--- START Provided information ---
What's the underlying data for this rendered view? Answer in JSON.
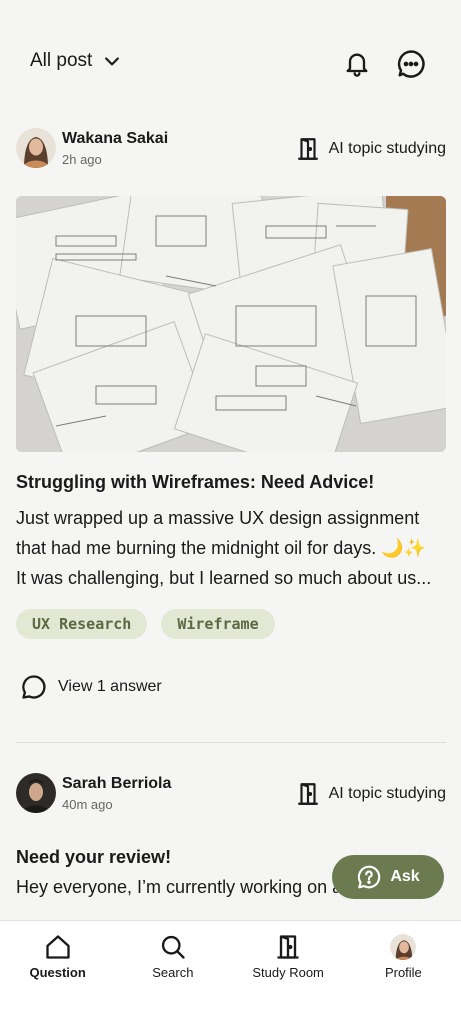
{
  "header": {
    "filter_label": "All post"
  },
  "posts": [
    {
      "author": "Wakana Sakai",
      "time": "2h ago",
      "room": "AI topic studying",
      "title": "Struggling with Wireframes: Need Advice!",
      "body_lines": [
        "Just wrapped up a massive UX design assignment",
        "that had me burning the midnight oil for days. 🌙✨",
        "It was challenging, but I learned so much about us..."
      ],
      "tags": [
        "UX Research",
        "Wireframe"
      ],
      "answers_label": "View 1 answer"
    },
    {
      "author": "Sarah Berriola",
      "time": "40m ago",
      "room": "AI topic studying",
      "title": "Need your review!",
      "body_lines": [
        "Hey everyone, I’m currently working on a school"
      ]
    }
  ],
  "ask_button": {
    "label": "Ask"
  },
  "nav": [
    {
      "label": "Question",
      "icon": "home-icon",
      "active": true
    },
    {
      "label": "Search",
      "icon": "search-icon"
    },
    {
      "label": "Study Room",
      "icon": "door-icon"
    },
    {
      "label": "Profile",
      "icon": "avatar"
    }
  ],
  "colors": {
    "accent": "#6b7a4f",
    "tag_bg": "#e3e8d4",
    "tag_text": "#5b6a43",
    "background": "#f5f5f4"
  }
}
--- END Provided information ---
Written task:
Tally how many lines of the records hold the word "title". Answer with the number only.

Exercise output:
2